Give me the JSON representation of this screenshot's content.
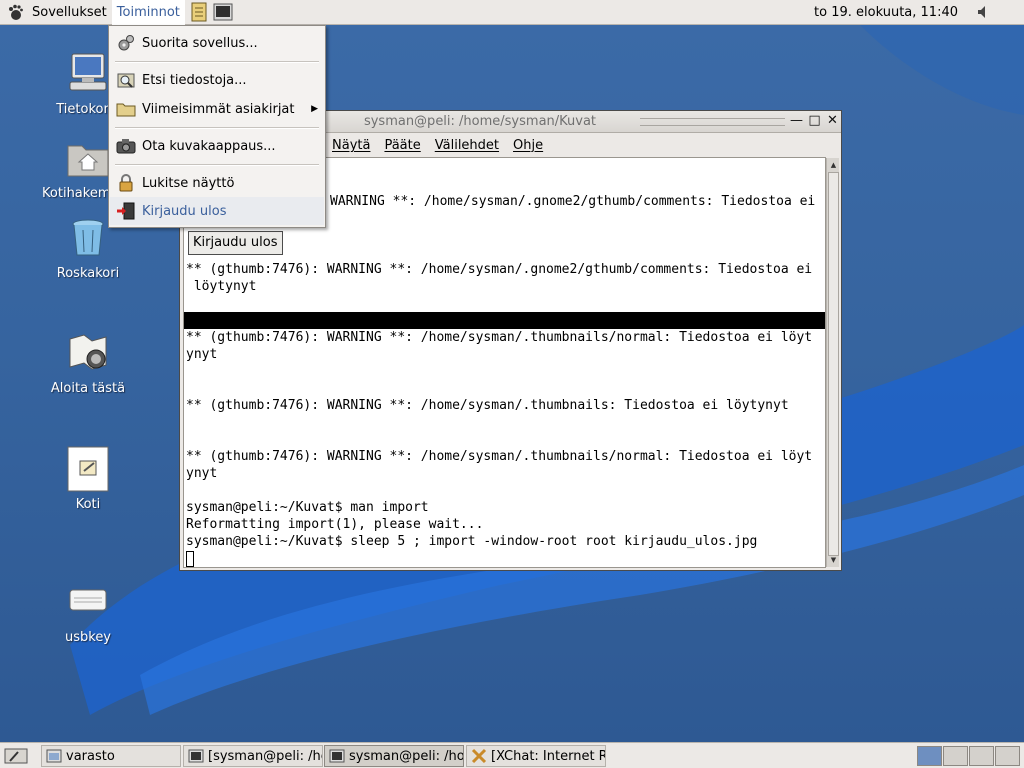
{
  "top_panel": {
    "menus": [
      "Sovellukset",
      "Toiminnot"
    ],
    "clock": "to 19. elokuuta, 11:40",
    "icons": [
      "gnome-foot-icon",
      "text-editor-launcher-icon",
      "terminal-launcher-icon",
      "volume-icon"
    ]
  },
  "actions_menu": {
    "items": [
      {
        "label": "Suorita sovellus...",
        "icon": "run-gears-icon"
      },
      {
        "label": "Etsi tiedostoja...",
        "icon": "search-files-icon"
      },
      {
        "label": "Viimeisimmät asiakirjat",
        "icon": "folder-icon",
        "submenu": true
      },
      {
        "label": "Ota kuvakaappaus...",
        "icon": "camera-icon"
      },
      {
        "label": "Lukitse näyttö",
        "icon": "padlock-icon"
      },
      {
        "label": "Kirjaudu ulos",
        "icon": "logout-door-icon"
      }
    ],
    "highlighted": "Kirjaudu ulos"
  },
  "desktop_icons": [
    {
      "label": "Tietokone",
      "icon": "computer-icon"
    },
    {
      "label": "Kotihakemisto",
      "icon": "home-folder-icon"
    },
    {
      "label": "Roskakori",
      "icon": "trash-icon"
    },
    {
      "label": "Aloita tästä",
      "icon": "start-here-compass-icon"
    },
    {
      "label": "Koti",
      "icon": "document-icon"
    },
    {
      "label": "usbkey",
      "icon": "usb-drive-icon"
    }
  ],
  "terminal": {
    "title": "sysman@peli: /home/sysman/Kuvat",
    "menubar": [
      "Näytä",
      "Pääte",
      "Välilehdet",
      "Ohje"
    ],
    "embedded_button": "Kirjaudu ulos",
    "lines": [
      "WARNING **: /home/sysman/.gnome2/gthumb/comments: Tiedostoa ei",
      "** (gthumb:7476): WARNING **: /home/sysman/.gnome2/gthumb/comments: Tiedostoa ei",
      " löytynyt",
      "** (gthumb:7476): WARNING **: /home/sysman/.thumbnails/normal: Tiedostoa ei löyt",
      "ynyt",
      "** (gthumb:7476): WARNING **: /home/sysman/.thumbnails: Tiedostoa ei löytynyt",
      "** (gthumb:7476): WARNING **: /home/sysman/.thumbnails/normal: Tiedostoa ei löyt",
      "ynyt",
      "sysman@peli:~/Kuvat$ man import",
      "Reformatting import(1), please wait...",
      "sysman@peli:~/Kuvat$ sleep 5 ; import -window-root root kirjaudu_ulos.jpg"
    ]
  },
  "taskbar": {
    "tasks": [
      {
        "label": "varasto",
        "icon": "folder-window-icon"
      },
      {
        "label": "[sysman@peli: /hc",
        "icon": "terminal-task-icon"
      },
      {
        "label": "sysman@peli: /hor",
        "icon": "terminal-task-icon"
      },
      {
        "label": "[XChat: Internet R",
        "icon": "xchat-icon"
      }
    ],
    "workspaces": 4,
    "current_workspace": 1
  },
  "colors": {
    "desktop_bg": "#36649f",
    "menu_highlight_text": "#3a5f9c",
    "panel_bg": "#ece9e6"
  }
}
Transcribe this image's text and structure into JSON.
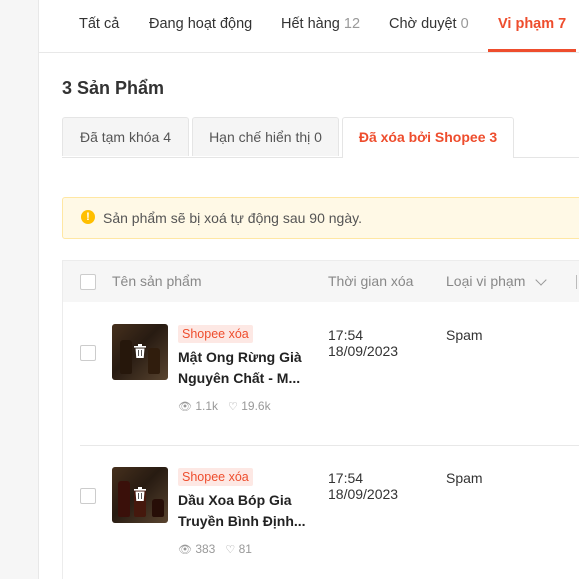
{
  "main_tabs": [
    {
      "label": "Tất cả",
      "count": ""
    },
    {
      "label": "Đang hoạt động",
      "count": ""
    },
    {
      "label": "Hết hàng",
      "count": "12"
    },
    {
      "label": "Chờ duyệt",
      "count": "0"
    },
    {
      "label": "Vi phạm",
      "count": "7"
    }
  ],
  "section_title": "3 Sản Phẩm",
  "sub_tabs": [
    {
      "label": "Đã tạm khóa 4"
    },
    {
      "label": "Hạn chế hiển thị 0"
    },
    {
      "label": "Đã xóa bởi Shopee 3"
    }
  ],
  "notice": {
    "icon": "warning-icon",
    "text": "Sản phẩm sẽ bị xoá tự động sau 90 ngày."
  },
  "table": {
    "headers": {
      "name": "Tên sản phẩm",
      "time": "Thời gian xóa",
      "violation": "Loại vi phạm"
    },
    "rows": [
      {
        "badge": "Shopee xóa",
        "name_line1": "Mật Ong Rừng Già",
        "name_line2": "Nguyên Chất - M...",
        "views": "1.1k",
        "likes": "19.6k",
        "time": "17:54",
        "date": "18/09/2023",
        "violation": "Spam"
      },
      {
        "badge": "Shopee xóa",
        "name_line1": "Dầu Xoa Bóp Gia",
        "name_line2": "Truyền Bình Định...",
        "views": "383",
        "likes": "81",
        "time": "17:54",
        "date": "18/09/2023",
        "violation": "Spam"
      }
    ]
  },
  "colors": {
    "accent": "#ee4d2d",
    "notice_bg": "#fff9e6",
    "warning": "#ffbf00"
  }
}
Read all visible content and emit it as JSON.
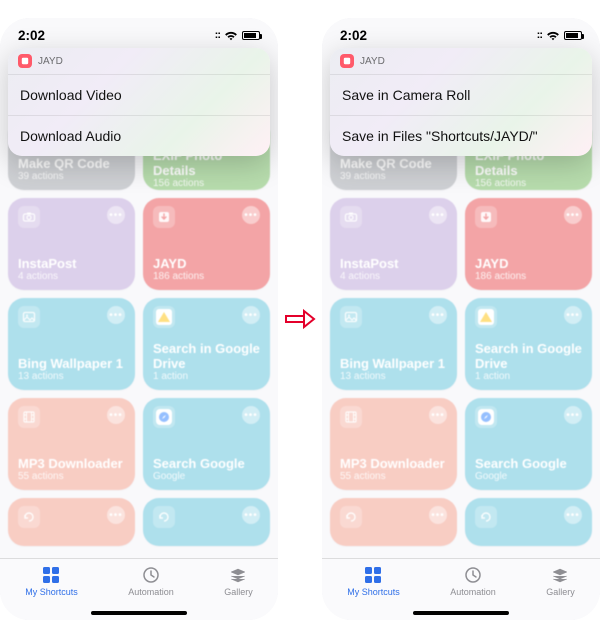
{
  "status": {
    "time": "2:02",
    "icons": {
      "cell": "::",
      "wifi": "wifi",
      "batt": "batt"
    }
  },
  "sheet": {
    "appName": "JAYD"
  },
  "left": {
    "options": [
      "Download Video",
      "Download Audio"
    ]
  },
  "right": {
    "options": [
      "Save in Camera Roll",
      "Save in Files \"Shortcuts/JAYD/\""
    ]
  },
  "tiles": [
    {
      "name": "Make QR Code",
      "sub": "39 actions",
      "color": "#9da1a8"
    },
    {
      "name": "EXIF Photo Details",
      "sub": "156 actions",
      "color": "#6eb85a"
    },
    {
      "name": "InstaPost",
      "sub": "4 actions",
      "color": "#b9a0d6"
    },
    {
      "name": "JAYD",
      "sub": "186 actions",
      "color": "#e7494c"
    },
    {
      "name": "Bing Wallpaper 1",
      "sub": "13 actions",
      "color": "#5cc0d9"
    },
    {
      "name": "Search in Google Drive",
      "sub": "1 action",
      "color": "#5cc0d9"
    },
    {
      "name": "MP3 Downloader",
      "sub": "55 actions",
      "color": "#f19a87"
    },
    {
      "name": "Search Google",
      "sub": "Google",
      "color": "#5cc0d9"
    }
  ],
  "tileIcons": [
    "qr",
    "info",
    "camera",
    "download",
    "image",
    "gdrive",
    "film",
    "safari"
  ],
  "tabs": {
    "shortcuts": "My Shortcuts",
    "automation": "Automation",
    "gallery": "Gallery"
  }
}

_ _ _ _ _ _ _

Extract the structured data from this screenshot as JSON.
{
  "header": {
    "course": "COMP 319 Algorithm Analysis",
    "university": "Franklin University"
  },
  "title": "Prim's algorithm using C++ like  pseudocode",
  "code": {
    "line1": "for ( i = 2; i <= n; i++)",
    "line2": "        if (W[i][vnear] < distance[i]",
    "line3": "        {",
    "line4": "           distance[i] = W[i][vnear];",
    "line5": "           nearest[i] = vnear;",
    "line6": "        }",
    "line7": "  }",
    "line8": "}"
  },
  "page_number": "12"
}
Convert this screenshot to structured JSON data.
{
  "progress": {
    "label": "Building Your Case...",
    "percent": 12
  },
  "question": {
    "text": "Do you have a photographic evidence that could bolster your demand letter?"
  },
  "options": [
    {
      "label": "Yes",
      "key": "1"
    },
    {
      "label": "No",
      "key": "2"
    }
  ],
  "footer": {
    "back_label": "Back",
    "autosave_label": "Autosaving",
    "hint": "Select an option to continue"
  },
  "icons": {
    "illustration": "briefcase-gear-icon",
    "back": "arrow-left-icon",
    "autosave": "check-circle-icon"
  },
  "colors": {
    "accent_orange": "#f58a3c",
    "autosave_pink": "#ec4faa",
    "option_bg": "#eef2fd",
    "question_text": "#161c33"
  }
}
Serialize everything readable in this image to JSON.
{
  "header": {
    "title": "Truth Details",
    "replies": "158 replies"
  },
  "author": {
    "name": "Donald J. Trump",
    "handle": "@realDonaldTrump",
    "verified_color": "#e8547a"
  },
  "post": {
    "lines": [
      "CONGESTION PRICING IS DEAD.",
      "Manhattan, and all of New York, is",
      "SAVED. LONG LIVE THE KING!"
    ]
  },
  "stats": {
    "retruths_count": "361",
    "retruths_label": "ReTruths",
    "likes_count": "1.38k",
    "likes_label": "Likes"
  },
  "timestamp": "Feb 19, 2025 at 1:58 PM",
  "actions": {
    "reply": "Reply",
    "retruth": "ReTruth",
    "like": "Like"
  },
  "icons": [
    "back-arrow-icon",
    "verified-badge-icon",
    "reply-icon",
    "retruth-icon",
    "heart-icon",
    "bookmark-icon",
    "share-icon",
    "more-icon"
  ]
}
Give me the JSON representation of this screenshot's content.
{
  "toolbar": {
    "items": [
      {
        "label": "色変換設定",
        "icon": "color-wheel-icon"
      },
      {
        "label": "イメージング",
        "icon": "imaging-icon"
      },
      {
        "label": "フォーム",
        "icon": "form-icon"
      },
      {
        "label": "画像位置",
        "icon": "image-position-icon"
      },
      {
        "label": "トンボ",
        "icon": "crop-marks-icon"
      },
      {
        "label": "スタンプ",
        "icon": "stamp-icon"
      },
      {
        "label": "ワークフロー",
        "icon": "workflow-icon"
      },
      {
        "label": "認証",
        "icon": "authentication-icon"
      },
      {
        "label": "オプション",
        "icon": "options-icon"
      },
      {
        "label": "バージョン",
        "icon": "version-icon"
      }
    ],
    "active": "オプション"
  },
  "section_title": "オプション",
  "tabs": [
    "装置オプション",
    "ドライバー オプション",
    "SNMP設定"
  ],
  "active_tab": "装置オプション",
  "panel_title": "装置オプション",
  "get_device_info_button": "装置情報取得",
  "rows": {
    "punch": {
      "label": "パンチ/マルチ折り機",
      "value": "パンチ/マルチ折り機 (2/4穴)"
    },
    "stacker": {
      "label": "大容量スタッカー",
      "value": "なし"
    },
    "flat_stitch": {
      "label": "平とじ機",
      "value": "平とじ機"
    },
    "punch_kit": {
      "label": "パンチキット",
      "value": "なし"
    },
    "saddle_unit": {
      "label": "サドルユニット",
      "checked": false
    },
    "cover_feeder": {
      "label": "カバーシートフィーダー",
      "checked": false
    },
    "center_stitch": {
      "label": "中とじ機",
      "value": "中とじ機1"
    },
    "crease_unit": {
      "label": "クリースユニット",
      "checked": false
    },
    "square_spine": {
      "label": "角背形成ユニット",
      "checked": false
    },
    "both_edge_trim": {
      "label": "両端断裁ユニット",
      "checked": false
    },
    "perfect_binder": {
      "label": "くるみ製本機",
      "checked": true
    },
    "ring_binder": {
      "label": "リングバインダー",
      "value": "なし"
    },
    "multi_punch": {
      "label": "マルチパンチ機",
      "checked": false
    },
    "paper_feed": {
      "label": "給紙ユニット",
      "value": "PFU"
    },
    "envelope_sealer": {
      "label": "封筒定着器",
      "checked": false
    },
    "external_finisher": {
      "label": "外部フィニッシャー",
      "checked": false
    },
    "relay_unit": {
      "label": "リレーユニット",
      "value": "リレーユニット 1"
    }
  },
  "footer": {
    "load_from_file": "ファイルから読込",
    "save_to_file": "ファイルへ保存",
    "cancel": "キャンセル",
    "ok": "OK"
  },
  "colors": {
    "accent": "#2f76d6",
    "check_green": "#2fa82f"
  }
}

_ _ _ _ _ _ _

● **Written task**
State how many lines of the listing include "distance", and nothing more.

● **Problem solution**
2